- THE TASK -
Retype every entry exactly, character for character.

-- begin AVAILABLE RECORDS --

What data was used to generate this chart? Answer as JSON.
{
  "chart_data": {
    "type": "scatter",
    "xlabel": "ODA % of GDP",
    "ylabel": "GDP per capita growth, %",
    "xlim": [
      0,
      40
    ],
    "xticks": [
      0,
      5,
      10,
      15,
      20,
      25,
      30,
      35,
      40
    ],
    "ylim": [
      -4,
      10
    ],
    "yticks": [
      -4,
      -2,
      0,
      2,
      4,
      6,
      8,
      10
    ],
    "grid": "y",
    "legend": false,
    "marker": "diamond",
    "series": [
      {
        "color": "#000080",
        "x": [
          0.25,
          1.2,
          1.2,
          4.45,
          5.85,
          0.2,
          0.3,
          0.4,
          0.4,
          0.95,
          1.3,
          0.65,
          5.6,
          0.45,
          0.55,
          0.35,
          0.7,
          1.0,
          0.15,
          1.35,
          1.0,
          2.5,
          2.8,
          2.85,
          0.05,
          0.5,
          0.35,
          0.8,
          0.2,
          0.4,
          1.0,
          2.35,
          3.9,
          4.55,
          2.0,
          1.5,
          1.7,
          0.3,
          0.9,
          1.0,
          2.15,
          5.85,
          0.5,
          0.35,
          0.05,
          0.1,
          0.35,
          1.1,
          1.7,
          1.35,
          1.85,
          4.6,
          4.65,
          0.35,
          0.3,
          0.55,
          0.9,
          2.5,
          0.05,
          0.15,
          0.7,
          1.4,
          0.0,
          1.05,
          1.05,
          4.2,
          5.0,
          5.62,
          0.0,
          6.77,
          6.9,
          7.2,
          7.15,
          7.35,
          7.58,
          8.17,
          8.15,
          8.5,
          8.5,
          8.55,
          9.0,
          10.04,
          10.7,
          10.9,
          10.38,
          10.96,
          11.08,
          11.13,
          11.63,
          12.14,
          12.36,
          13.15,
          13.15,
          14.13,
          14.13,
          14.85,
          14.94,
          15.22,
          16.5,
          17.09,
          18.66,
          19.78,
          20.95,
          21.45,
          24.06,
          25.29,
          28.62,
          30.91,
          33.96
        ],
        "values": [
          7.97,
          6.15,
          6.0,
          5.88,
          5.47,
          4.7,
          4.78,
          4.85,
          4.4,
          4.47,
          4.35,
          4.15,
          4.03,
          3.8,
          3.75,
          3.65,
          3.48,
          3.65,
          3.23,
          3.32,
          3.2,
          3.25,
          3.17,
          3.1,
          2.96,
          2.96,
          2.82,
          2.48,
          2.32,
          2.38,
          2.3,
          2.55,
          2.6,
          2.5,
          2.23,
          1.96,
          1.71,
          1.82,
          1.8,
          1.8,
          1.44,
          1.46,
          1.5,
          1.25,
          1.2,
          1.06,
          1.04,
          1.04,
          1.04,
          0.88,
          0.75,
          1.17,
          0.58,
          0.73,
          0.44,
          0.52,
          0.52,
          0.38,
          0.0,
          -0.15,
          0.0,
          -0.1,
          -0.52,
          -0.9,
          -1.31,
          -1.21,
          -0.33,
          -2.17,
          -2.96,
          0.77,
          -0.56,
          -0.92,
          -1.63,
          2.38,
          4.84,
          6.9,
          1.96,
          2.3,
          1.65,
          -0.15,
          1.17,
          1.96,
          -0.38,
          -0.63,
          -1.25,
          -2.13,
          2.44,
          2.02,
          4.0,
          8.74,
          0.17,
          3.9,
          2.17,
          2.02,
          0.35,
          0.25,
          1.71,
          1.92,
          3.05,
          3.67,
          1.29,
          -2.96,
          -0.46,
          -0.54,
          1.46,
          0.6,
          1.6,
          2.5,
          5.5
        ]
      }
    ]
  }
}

-- end AVAILABLE RECORDS --

- RESULT OF THE EXERCISE -
What data was used to generate this chart? Answer as JSON.
{
  "chart_data": {
    "type": "scatter",
    "xlabel": "ODA % of GDP",
    "ylabel": "GDP per capita growth, %",
    "xlim": [
      0,
      40
    ],
    "xticks": [
      0,
      5,
      10,
      15,
      20,
      25,
      30,
      35,
      40
    ],
    "ylim": [
      -4,
      10
    ],
    "yticks": [
      -4,
      -2,
      0,
      2,
      4,
      6,
      8,
      10
    ],
    "grid": "y",
    "legend": false,
    "marker": "diamond",
    "series": [
      {
        "color": "#000080",
        "x": [
          0.25,
          1.2,
          1.2,
          4.45,
          5.85,
          0.2,
          0.3,
          0.4,
          0.4,
          0.95,
          1.3,
          0.65,
          5.6,
          0.45,
          0.55,
          0.35,
          0.7,
          1.0,
          0.15,
          1.35,
          1.0,
          2.5,
          2.8,
          2.85,
          0.05,
          0.5,
          0.35,
          0.8,
          0.2,
          0.4,
          1.0,
          2.35,
          3.9,
          4.55,
          2.0,
          1.5,
          1.7,
          0.3,
          0.9,
          1.0,
          2.15,
          5.85,
          0.5,
          0.35,
          0.05,
          0.1,
          0.35,
          1.1,
          1.7,
          1.35,
          1.85,
          4.6,
          4.65,
          0.35,
          0.3,
          0.55,
          0.9,
          2.5,
          0.05,
          0.15,
          0.7,
          1.4,
          0.0,
          1.05,
          1.05,
          4.2,
          5.0,
          5.62,
          0.0,
          6.77,
          6.9,
          7.2,
          7.15,
          7.35,
          7.58,
          8.17,
          8.15,
          8.5,
          8.5,
          8.55,
          9.0,
          10.04,
          10.7,
          10.9,
          10.38,
          10.96,
          11.08,
          11.13,
          11.63,
          12.14,
          12.36,
          13.15,
          13.15,
          14.13,
          14.13,
          14.85,
          14.94,
          15.22,
          16.5,
          17.09,
          18.66,
          19.78,
          20.95,
          21.45,
          24.06,
          25.29,
          28.62,
          30.91,
          33.96
        ],
        "values": [
          7.97,
          6.15,
          6.0,
          5.88,
          5.47,
          4.7,
          4.78,
          4.85,
          4.4,
          4.47,
          4.35,
          4.15,
          4.03,
          3.8,
          3.75,
          3.65,
          3.48,
          3.65,
          3.23,
          3.32,
          3.2,
          3.25,
          3.17,
          3.1,
          2.96,
          2.96,
          2.82,
          2.48,
          2.32,
          2.38,
          2.3,
          2.55,
          2.6,
          2.5,
          2.23,
          1.96,
          1.71,
          1.82,
          1.8,
          1.8,
          1.44,
          1.46,
          1.5,
          1.25,
          1.2,
          1.06,
          1.04,
          1.04,
          1.04,
          0.88,
          0.75,
          1.17,
          0.58,
          0.73,
          0.44,
          0.52,
          0.52,
          0.38,
          0.0,
          -0.15,
          0.0,
          -0.1,
          -0.52,
          -0.9,
          -1.31,
          -1.21,
          -0.33,
          -2.17,
          -2.96,
          0.77,
          -0.56,
          -0.92,
          -1.63,
          2.38,
          4.84,
          6.9,
          1.96,
          2.3,
          1.65,
          -0.15,
          1.17,
          1.96,
          -0.38,
          -0.63,
          -1.25,
          -2.13,
          2.44,
          2.02,
          4.0,
          8.74,
          0.17,
          3.9,
          2.17,
          2.02,
          0.35,
          0.25,
          1.71,
          1.92,
          3.05,
          3.67,
          1.29,
          -2.96,
          -0.46,
          -0.54,
          1.46,
          0.6,
          1.6,
          2.5,
          5.5
        ]
      }
    ]
  }
}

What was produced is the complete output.